▶ **The task**: Your task is to transcribe the entries below exactly, beginning with the line containing "Output the text content of this document." and ending with the final line, and to add nothing else.

Dataset items
━━━━━━━━━━━━━━━━━━━━

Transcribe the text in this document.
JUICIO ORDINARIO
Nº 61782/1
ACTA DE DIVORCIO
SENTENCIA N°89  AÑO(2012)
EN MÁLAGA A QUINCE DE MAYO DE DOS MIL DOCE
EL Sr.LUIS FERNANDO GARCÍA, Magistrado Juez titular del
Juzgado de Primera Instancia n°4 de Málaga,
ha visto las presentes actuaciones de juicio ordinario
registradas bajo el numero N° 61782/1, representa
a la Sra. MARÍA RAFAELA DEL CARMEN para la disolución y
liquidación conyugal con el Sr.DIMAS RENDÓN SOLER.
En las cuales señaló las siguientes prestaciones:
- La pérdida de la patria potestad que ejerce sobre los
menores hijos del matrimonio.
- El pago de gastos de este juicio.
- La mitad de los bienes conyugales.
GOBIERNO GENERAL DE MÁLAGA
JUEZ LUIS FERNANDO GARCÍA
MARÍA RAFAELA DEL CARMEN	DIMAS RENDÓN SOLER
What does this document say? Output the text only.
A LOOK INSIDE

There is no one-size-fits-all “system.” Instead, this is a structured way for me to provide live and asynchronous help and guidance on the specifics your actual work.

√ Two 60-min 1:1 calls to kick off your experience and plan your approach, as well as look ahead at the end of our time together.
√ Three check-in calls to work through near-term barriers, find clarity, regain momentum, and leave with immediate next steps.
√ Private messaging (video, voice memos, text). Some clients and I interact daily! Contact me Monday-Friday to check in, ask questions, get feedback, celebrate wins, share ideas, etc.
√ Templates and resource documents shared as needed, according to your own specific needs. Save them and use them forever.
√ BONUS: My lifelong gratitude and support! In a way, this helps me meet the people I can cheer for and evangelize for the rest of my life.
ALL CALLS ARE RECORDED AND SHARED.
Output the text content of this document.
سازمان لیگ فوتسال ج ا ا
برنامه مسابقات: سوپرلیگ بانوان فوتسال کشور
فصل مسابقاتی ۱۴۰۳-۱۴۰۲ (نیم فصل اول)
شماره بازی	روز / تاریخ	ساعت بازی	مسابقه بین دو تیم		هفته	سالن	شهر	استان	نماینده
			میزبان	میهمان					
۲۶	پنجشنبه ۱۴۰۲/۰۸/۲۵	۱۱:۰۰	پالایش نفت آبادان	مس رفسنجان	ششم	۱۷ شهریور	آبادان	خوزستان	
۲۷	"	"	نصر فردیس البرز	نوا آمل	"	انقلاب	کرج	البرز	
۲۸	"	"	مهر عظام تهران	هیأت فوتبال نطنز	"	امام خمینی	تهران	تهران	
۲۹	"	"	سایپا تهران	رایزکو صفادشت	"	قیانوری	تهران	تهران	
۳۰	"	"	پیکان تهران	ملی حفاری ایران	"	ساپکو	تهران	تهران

━━━━━━━━━━━━━━━━━━━━

▶ **Task solution**:
Output the text content of this document.
سازمان لیگ فوتسال ج ا ا
برنامه مسابقات: سوپرلیگ بانوان فوتسال کشور
فصل مسابقاتی ۱۴۰۳-۱۴۰۲ (نیم فصل اول)
شماره بازی	روز / تاریخ	ساعت بازی	مسابقه بین دو تیم		هفته	سالن	شهر	استان	نماینده
			میزبان	میهمان					
۲۶	پنجشنبه ۱۴۰۲/۰۸/۲۵	۱۱:۰۰	پالایش نفت آبادان	مس رفسنجان	ششم	۱۷ شهریور	آبادان	خوزستان	
۲۷	"	"	نصر فردیس البرز	نوا آمل	"	انقلاب	کرج	البرز	
۲۸	"	"	مهر عظام تهران	هیأت فوتبال نطنز	"	امام خمینی	تهران	تهران	
۲۹	"	"	سایپا تهران	رایزکو صفادشت	"	قیانوری	تهران	تهران	
۳۰	"	"	پیکان تهران	ملی حفاری ایران	"	ساپکو	تهران	تهران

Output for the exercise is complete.